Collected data
((
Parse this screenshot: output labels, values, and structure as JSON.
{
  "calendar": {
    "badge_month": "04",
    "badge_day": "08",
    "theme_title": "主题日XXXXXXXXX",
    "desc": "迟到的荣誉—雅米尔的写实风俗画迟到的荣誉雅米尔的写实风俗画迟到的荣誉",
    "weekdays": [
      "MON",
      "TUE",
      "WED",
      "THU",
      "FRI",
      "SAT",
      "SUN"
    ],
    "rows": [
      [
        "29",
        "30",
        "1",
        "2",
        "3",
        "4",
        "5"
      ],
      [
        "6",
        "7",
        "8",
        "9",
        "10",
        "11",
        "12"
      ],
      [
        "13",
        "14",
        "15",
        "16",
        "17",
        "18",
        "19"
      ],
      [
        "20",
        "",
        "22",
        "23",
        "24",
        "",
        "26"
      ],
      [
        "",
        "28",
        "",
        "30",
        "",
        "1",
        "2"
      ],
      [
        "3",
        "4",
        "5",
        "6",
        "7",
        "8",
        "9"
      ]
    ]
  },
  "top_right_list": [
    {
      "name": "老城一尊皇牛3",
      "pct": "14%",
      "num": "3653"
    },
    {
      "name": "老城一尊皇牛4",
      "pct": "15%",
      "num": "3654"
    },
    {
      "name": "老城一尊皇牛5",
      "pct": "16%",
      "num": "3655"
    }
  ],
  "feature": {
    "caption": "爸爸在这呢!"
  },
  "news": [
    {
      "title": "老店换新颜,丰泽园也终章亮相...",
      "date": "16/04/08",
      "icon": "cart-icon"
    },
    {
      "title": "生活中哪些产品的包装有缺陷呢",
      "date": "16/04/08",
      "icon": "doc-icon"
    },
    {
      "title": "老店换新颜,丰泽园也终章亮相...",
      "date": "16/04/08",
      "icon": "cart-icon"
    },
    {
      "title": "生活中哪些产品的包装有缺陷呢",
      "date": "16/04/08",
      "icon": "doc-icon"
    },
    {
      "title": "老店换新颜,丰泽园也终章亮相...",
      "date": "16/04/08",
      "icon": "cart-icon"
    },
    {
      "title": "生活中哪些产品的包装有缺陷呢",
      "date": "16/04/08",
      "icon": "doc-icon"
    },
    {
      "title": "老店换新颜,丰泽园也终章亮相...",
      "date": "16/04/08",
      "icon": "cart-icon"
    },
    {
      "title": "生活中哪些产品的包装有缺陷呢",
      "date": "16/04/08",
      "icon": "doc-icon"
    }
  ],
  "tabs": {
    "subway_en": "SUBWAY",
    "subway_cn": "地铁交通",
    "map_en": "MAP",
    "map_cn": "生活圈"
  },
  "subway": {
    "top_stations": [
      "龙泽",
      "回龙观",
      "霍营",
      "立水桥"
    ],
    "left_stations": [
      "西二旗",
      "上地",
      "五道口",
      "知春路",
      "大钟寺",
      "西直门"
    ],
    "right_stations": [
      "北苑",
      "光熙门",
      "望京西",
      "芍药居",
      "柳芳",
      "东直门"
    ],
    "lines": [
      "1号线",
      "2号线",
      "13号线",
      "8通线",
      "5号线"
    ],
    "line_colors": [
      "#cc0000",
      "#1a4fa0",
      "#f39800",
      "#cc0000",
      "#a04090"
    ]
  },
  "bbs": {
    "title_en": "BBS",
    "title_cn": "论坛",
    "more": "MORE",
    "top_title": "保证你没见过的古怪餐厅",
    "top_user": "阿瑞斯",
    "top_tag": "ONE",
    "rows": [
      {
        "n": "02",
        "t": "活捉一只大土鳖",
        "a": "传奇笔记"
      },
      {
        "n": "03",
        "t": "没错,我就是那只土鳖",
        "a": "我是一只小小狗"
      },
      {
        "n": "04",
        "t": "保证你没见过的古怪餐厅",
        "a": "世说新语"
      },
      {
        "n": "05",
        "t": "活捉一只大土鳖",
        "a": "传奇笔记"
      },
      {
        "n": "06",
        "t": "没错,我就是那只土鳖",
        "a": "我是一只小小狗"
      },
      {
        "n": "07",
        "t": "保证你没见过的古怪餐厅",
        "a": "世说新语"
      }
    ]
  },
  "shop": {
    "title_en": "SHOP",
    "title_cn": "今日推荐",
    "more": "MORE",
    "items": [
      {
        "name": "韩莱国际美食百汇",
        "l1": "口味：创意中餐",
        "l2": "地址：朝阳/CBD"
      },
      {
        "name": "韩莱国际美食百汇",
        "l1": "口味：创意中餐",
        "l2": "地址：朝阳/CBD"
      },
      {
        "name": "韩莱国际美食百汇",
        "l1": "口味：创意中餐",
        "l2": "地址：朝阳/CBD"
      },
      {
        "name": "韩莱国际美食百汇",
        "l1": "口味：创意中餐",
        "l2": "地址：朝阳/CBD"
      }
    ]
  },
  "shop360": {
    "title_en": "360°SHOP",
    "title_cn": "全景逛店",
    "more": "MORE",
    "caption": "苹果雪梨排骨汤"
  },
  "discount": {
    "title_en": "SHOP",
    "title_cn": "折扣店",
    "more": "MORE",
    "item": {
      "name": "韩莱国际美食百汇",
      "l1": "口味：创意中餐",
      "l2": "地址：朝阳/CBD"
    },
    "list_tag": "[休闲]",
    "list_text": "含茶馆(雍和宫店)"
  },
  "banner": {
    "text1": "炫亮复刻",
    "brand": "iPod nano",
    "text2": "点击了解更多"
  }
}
))
Restate all of the entries above precisely.

> ANSWER TO THIS TASK:
Parse this screenshot: output labels, values, and structure as JSON.
{
  "calendar": {
    "badge_month": "04",
    "badge_day": "08",
    "theme_title": "主题日XXXXXXXXX",
    "desc": "迟到的荣誉—雅米尔的写实风俗画迟到的荣誉雅米尔的写实风俗画迟到的荣誉",
    "weekdays": [
      "MON",
      "TUE",
      "WED",
      "THU",
      "FRI",
      "SAT",
      "SUN"
    ],
    "rows": [
      [
        "29",
        "30",
        "1",
        "2",
        "3",
        "4",
        "5"
      ],
      [
        "6",
        "7",
        "8",
        "9",
        "10",
        "11",
        "12"
      ],
      [
        "13",
        "14",
        "15",
        "16",
        "17",
        "18",
        "19"
      ],
      [
        "20",
        "",
        "22",
        "23",
        "24",
        "",
        "26"
      ],
      [
        "",
        "28",
        "",
        "30",
        "",
        "1",
        "2"
      ],
      [
        "3",
        "4",
        "5",
        "6",
        "7",
        "8",
        "9"
      ]
    ]
  },
  "top_right_list": [
    {
      "name": "老城一尊皇牛3",
      "pct": "14%",
      "num": "3653"
    },
    {
      "name": "老城一尊皇牛4",
      "pct": "15%",
      "num": "3654"
    },
    {
      "name": "老城一尊皇牛5",
      "pct": "16%",
      "num": "3655"
    }
  ],
  "feature": {
    "caption": "爸爸在这呢!"
  },
  "news": [
    {
      "title": "老店换新颜,丰泽园也终章亮相...",
      "date": "16/04/08",
      "icon": "cart-icon"
    },
    {
      "title": "生活中哪些产品的包装有缺陷呢",
      "date": "16/04/08",
      "icon": "doc-icon"
    },
    {
      "title": "老店换新颜,丰泽园也终章亮相...",
      "date": "16/04/08",
      "icon": "cart-icon"
    },
    {
      "title": "生活中哪些产品的包装有缺陷呢",
      "date": "16/04/08",
      "icon": "doc-icon"
    },
    {
      "title": "老店换新颜,丰泽园也终章亮相...",
      "date": "16/04/08",
      "icon": "cart-icon"
    },
    {
      "title": "生活中哪些产品的包装有缺陷呢",
      "date": "16/04/08",
      "icon": "doc-icon"
    },
    {
      "title": "老店换新颜,丰泽园也终章亮相...",
      "date": "16/04/08",
      "icon": "cart-icon"
    },
    {
      "title": "生活中哪些产品的包装有缺陷呢",
      "date": "16/04/08",
      "icon": "doc-icon"
    }
  ],
  "tabs": {
    "subway_en": "SUBWAY",
    "subway_cn": "地铁交通",
    "map_en": "MAP",
    "map_cn": "生活圈"
  },
  "subway": {
    "top_stations": [
      "龙泽",
      "回龙观",
      "霍营",
      "立水桥"
    ],
    "left_stations": [
      "西二旗",
      "上地",
      "五道口",
      "知春路",
      "大钟寺",
      "西直门"
    ],
    "right_stations": [
      "北苑",
      "光熙门",
      "望京西",
      "芍药居",
      "柳芳",
      "东直门"
    ],
    "lines": [
      "1号线",
      "2号线",
      "13号线",
      "8通线",
      "5号线"
    ],
    "line_colors": [
      "#cc0000",
      "#1a4fa0",
      "#f39800",
      "#cc0000",
      "#a04090"
    ]
  },
  "bbs": {
    "title_en": "BBS",
    "title_cn": "论坛",
    "more": "MORE",
    "top_title": "保证你没见过的古怪餐厅",
    "top_user": "阿瑞斯",
    "top_tag": "ONE",
    "rows": [
      {
        "n": "02",
        "t": "活捉一只大土鳖",
        "a": "传奇笔记"
      },
      {
        "n": "03",
        "t": "没错,我就是那只土鳖",
        "a": "我是一只小小狗"
      },
      {
        "n": "04",
        "t": "保证你没见过的古怪餐厅",
        "a": "世说新语"
      },
      {
        "n": "05",
        "t": "活捉一只大土鳖",
        "a": "传奇笔记"
      },
      {
        "n": "06",
        "t": "没错,我就是那只土鳖",
        "a": "我是一只小小狗"
      },
      {
        "n": "07",
        "t": "保证你没见过的古怪餐厅",
        "a": "世说新语"
      }
    ]
  },
  "shop": {
    "title_en": "SHOP",
    "title_cn": "今日推荐",
    "more": "MORE",
    "items": [
      {
        "name": "韩莱国际美食百汇",
        "l1": "口味：创意中餐",
        "l2": "地址：朝阳/CBD"
      },
      {
        "name": "韩莱国际美食百汇",
        "l1": "口味：创意中餐",
        "l2": "地址：朝阳/CBD"
      },
      {
        "name": "韩莱国际美食百汇",
        "l1": "口味：创意中餐",
        "l2": "地址：朝阳/CBD"
      },
      {
        "name": "韩莱国际美食百汇",
        "l1": "口味：创意中餐",
        "l2": "地址：朝阳/CBD"
      }
    ]
  },
  "shop360": {
    "title_en": "360°SHOP",
    "title_cn": "全景逛店",
    "more": "MORE",
    "caption": "苹果雪梨排骨汤"
  },
  "discount": {
    "title_en": "SHOP",
    "title_cn": "折扣店",
    "more": "MORE",
    "item": {
      "name": "韩莱国际美食百汇",
      "l1": "口味：创意中餐",
      "l2": "地址：朝阳/CBD"
    },
    "list_tag": "[休闲]",
    "list_text": "含茶馆(雍和宫店)"
  },
  "banner": {
    "text1": "炫亮复刻",
    "brand": "iPod nano",
    "text2": "点击了解更多"
  }
}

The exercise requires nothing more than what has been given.